[Instructions to follow] Repeat all of the records exactly, leaving out the pictures.

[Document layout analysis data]
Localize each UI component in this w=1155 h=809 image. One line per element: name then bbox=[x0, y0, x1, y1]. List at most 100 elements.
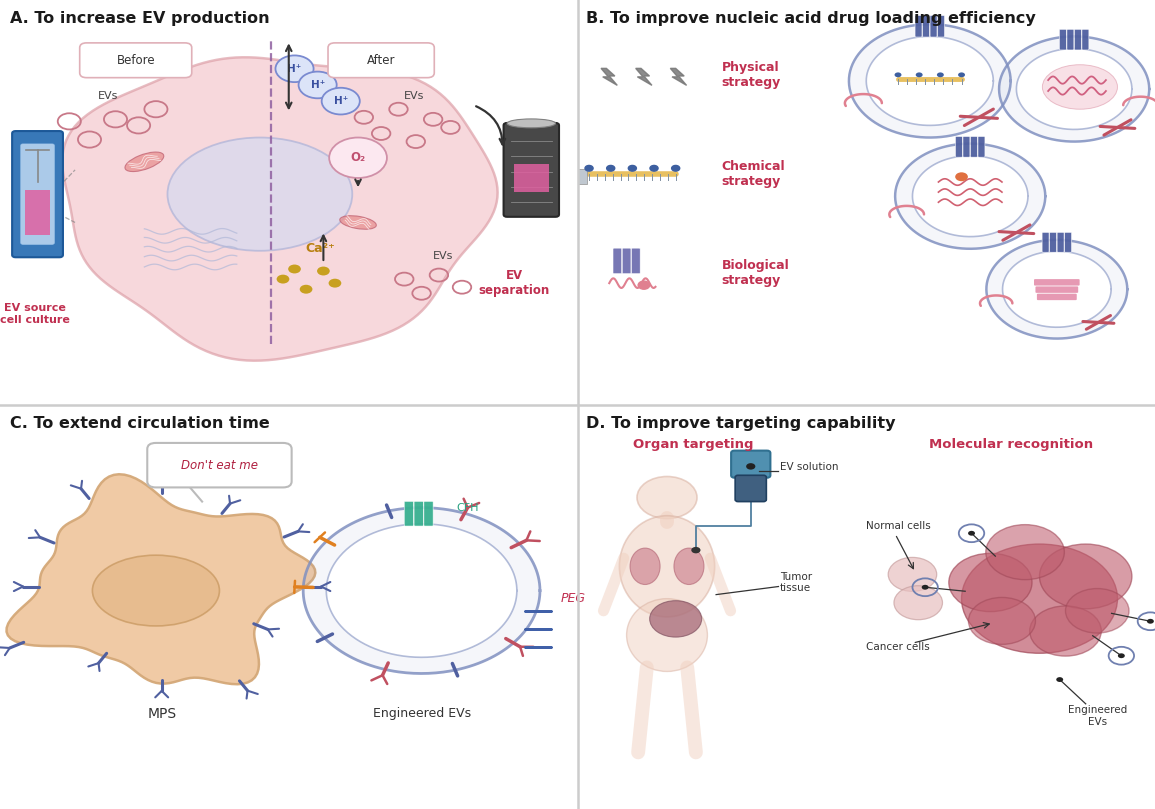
Circle shape bbox=[1147, 619, 1154, 624]
Text: Engineered EVs: Engineered EVs bbox=[373, 707, 470, 721]
Circle shape bbox=[937, 72, 944, 78]
Circle shape bbox=[959, 72, 966, 78]
FancyBboxPatch shape bbox=[80, 43, 192, 78]
Text: Biological
strategy: Biological strategy bbox=[722, 259, 790, 287]
Text: MPS: MPS bbox=[147, 707, 177, 721]
Ellipse shape bbox=[675, 549, 703, 584]
Text: Engineered
EVs: Engineered EVs bbox=[1067, 705, 1127, 726]
FancyBboxPatch shape bbox=[1059, 29, 1066, 50]
Text: Organ targeting: Organ targeting bbox=[633, 438, 753, 451]
Circle shape bbox=[968, 597, 1035, 644]
Ellipse shape bbox=[125, 152, 164, 172]
Circle shape bbox=[949, 553, 1033, 612]
FancyBboxPatch shape bbox=[970, 137, 977, 157]
Text: Tumor
tissue: Tumor tissue bbox=[780, 572, 812, 593]
Text: EV source
cell culture: EV source cell culture bbox=[0, 303, 69, 325]
Text: C. To extend circulation time: C. To extend circulation time bbox=[10, 416, 270, 431]
FancyBboxPatch shape bbox=[632, 248, 640, 273]
Circle shape bbox=[649, 600, 701, 637]
Text: Physical
strategy: Physical strategy bbox=[722, 61, 781, 89]
Text: Cancer cells: Cancer cells bbox=[866, 642, 930, 652]
FancyBboxPatch shape bbox=[963, 137, 970, 157]
FancyBboxPatch shape bbox=[413, 502, 423, 526]
Ellipse shape bbox=[1043, 65, 1117, 109]
Circle shape bbox=[671, 166, 679, 172]
FancyBboxPatch shape bbox=[514, 163, 549, 193]
FancyBboxPatch shape bbox=[1057, 232, 1064, 252]
FancyBboxPatch shape bbox=[736, 475, 767, 502]
Text: After: After bbox=[367, 53, 395, 67]
FancyBboxPatch shape bbox=[1042, 232, 1049, 252]
Text: EVs: EVs bbox=[404, 91, 425, 101]
Circle shape bbox=[329, 138, 387, 178]
Ellipse shape bbox=[631, 549, 661, 584]
Circle shape bbox=[968, 531, 975, 536]
FancyBboxPatch shape bbox=[424, 502, 433, 526]
Circle shape bbox=[1065, 588, 1130, 633]
FancyBboxPatch shape bbox=[923, 15, 930, 37]
FancyBboxPatch shape bbox=[1082, 29, 1089, 50]
Text: EVs: EVs bbox=[98, 91, 119, 101]
Circle shape bbox=[691, 547, 700, 553]
FancyBboxPatch shape bbox=[930, 15, 937, 37]
Polygon shape bbox=[601, 69, 617, 86]
FancyBboxPatch shape bbox=[1067, 29, 1074, 50]
FancyBboxPatch shape bbox=[613, 248, 621, 273]
Circle shape bbox=[986, 524, 1065, 579]
Circle shape bbox=[746, 463, 755, 469]
Text: PEG: PEG bbox=[560, 592, 586, 605]
Circle shape bbox=[316, 267, 330, 276]
FancyBboxPatch shape bbox=[938, 15, 945, 37]
Circle shape bbox=[961, 544, 1118, 654]
FancyBboxPatch shape bbox=[1037, 294, 1076, 300]
Circle shape bbox=[328, 278, 342, 288]
FancyBboxPatch shape bbox=[504, 123, 559, 217]
Circle shape bbox=[638, 282, 649, 290]
Ellipse shape bbox=[627, 599, 707, 671]
Text: Before: Before bbox=[117, 53, 155, 67]
FancyBboxPatch shape bbox=[328, 43, 434, 78]
FancyBboxPatch shape bbox=[955, 137, 962, 157]
FancyBboxPatch shape bbox=[21, 144, 54, 244]
FancyBboxPatch shape bbox=[1035, 286, 1079, 293]
FancyBboxPatch shape bbox=[915, 15, 922, 37]
Text: B. To improve nucleic acid drug loading efficiency: B. To improve nucleic acid drug loading … bbox=[587, 11, 1036, 27]
Text: EV
separation: EV separation bbox=[478, 269, 550, 297]
FancyBboxPatch shape bbox=[404, 502, 413, 526]
Ellipse shape bbox=[340, 216, 377, 229]
Circle shape bbox=[584, 166, 594, 172]
FancyBboxPatch shape bbox=[576, 170, 587, 184]
Ellipse shape bbox=[92, 555, 219, 626]
Circle shape bbox=[277, 275, 290, 284]
Circle shape bbox=[955, 172, 968, 181]
Circle shape bbox=[1030, 606, 1102, 656]
Circle shape bbox=[894, 586, 942, 620]
FancyBboxPatch shape bbox=[978, 137, 985, 157]
Text: EVs: EVs bbox=[433, 251, 454, 260]
Circle shape bbox=[1040, 544, 1132, 609]
Text: H⁺: H⁺ bbox=[311, 80, 325, 90]
Text: EV solution: EV solution bbox=[780, 462, 839, 472]
Circle shape bbox=[606, 166, 614, 172]
Text: D. To improve targeting capability: D. To improve targeting capability bbox=[587, 416, 895, 431]
Polygon shape bbox=[7, 474, 315, 684]
Text: Molecular recognition: Molecular recognition bbox=[929, 438, 1093, 451]
FancyBboxPatch shape bbox=[1065, 232, 1072, 252]
FancyBboxPatch shape bbox=[623, 248, 631, 273]
Text: Normal cells: Normal cells bbox=[866, 521, 931, 531]
Text: Ca²⁺: Ca²⁺ bbox=[306, 242, 335, 256]
Circle shape bbox=[628, 166, 636, 172]
FancyBboxPatch shape bbox=[1034, 279, 1080, 286]
Circle shape bbox=[1118, 654, 1125, 659]
FancyBboxPatch shape bbox=[1050, 232, 1057, 252]
Text: A. To increase EV production: A. To increase EV production bbox=[10, 11, 270, 27]
FancyBboxPatch shape bbox=[12, 131, 64, 257]
Text: H⁺: H⁺ bbox=[288, 64, 301, 74]
Circle shape bbox=[638, 477, 698, 519]
Polygon shape bbox=[62, 57, 498, 361]
Circle shape bbox=[299, 285, 312, 294]
FancyBboxPatch shape bbox=[1074, 29, 1081, 50]
Text: H⁺: H⁺ bbox=[334, 96, 348, 106]
Text: Don't eat me: Don't eat me bbox=[181, 459, 258, 472]
Text: CFH: CFH bbox=[456, 502, 478, 513]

[Answer to the exercise]
Localize each UI component in this w=1155 h=809 image. One line per element: name then bbox=[x0, y0, x1, y1]. List at most 100 elements.
Circle shape bbox=[1147, 619, 1154, 624]
Text: Engineered EVs: Engineered EVs bbox=[373, 707, 470, 721]
Circle shape bbox=[937, 72, 944, 78]
Circle shape bbox=[959, 72, 966, 78]
FancyBboxPatch shape bbox=[80, 43, 192, 78]
Text: Biological
strategy: Biological strategy bbox=[722, 259, 790, 287]
Text: MPS: MPS bbox=[147, 707, 177, 721]
Ellipse shape bbox=[675, 549, 703, 584]
Text: Engineered
EVs: Engineered EVs bbox=[1067, 705, 1127, 726]
FancyBboxPatch shape bbox=[1059, 29, 1066, 50]
Text: Organ targeting: Organ targeting bbox=[633, 438, 753, 451]
Circle shape bbox=[968, 597, 1035, 644]
Ellipse shape bbox=[125, 152, 164, 172]
Circle shape bbox=[949, 553, 1033, 612]
FancyBboxPatch shape bbox=[970, 137, 977, 157]
Text: Tumor
tissue: Tumor tissue bbox=[780, 572, 812, 593]
Text: EV source
cell culture: EV source cell culture bbox=[0, 303, 69, 325]
Text: C. To extend circulation time: C. To extend circulation time bbox=[10, 416, 270, 431]
FancyBboxPatch shape bbox=[632, 248, 640, 273]
Circle shape bbox=[649, 600, 701, 637]
Text: Physical
strategy: Physical strategy bbox=[722, 61, 781, 89]
Text: Cancer cells: Cancer cells bbox=[866, 642, 930, 652]
FancyBboxPatch shape bbox=[963, 137, 970, 157]
FancyBboxPatch shape bbox=[413, 502, 423, 526]
Ellipse shape bbox=[1043, 65, 1117, 109]
Circle shape bbox=[671, 166, 679, 172]
FancyBboxPatch shape bbox=[514, 163, 549, 193]
FancyBboxPatch shape bbox=[1057, 232, 1064, 252]
FancyBboxPatch shape bbox=[736, 475, 767, 502]
Text: After: After bbox=[367, 53, 395, 67]
FancyBboxPatch shape bbox=[1042, 232, 1049, 252]
Text: EVs: EVs bbox=[404, 91, 425, 101]
Circle shape bbox=[329, 138, 387, 178]
Ellipse shape bbox=[631, 549, 661, 584]
Circle shape bbox=[968, 531, 975, 536]
FancyBboxPatch shape bbox=[424, 502, 433, 526]
Circle shape bbox=[1065, 588, 1130, 633]
FancyBboxPatch shape bbox=[923, 15, 930, 37]
FancyBboxPatch shape bbox=[1082, 29, 1089, 50]
Text: EVs: EVs bbox=[98, 91, 119, 101]
Circle shape bbox=[691, 547, 700, 553]
FancyBboxPatch shape bbox=[930, 15, 937, 37]
Polygon shape bbox=[601, 69, 617, 86]
FancyBboxPatch shape bbox=[1067, 29, 1074, 50]
FancyBboxPatch shape bbox=[613, 248, 621, 273]
Circle shape bbox=[986, 524, 1065, 579]
Circle shape bbox=[746, 463, 755, 469]
Text: PEG: PEG bbox=[560, 592, 586, 605]
Circle shape bbox=[316, 267, 330, 276]
FancyBboxPatch shape bbox=[938, 15, 945, 37]
Circle shape bbox=[961, 544, 1118, 654]
FancyBboxPatch shape bbox=[1037, 294, 1076, 300]
Circle shape bbox=[328, 278, 342, 288]
FancyBboxPatch shape bbox=[504, 123, 559, 217]
Circle shape bbox=[638, 282, 649, 290]
Ellipse shape bbox=[627, 599, 707, 671]
Text: Before: Before bbox=[117, 53, 155, 67]
FancyBboxPatch shape bbox=[328, 43, 434, 78]
FancyBboxPatch shape bbox=[955, 137, 962, 157]
FancyBboxPatch shape bbox=[21, 144, 54, 244]
FancyBboxPatch shape bbox=[1035, 286, 1079, 293]
FancyBboxPatch shape bbox=[915, 15, 922, 37]
Text: B. To improve nucleic acid drug loading efficiency: B. To improve nucleic acid drug loading … bbox=[587, 11, 1036, 27]
Text: EV
separation: EV separation bbox=[478, 269, 550, 297]
FancyBboxPatch shape bbox=[404, 502, 413, 526]
Ellipse shape bbox=[340, 216, 377, 229]
Circle shape bbox=[584, 166, 594, 172]
FancyBboxPatch shape bbox=[576, 170, 587, 184]
Ellipse shape bbox=[92, 555, 219, 626]
Circle shape bbox=[277, 275, 290, 284]
Circle shape bbox=[955, 172, 968, 181]
Circle shape bbox=[1030, 606, 1102, 656]
Circle shape bbox=[894, 586, 942, 620]
FancyBboxPatch shape bbox=[978, 137, 985, 157]
Text: EVs: EVs bbox=[433, 251, 454, 260]
Circle shape bbox=[1040, 544, 1132, 609]
Text: H⁺: H⁺ bbox=[311, 80, 325, 90]
Text: EV solution: EV solution bbox=[780, 462, 839, 472]
Circle shape bbox=[606, 166, 614, 172]
Text: D. To improve targeting capability: D. To improve targeting capability bbox=[587, 416, 895, 431]
Polygon shape bbox=[7, 474, 315, 684]
Text: Molecular recognition: Molecular recognition bbox=[929, 438, 1093, 451]
FancyBboxPatch shape bbox=[1065, 232, 1072, 252]
FancyBboxPatch shape bbox=[623, 248, 631, 273]
Text: Normal cells: Normal cells bbox=[866, 521, 931, 531]
Text: Ca²⁺: Ca²⁺ bbox=[306, 242, 335, 256]
Circle shape bbox=[628, 166, 636, 172]
FancyBboxPatch shape bbox=[1034, 279, 1080, 286]
Circle shape bbox=[1118, 654, 1125, 659]
FancyBboxPatch shape bbox=[1050, 232, 1057, 252]
Text: A. To increase EV production: A. To increase EV production bbox=[10, 11, 270, 27]
FancyBboxPatch shape bbox=[12, 131, 64, 257]
Text: H⁺: H⁺ bbox=[288, 64, 301, 74]
Circle shape bbox=[638, 477, 698, 519]
Polygon shape bbox=[62, 57, 498, 361]
Circle shape bbox=[299, 285, 312, 294]
FancyBboxPatch shape bbox=[1074, 29, 1081, 50]
Text: H⁺: H⁺ bbox=[334, 96, 348, 106]
Text: Don't eat me: Don't eat me bbox=[181, 459, 258, 472]
Text: CFH: CFH bbox=[456, 502, 478, 513]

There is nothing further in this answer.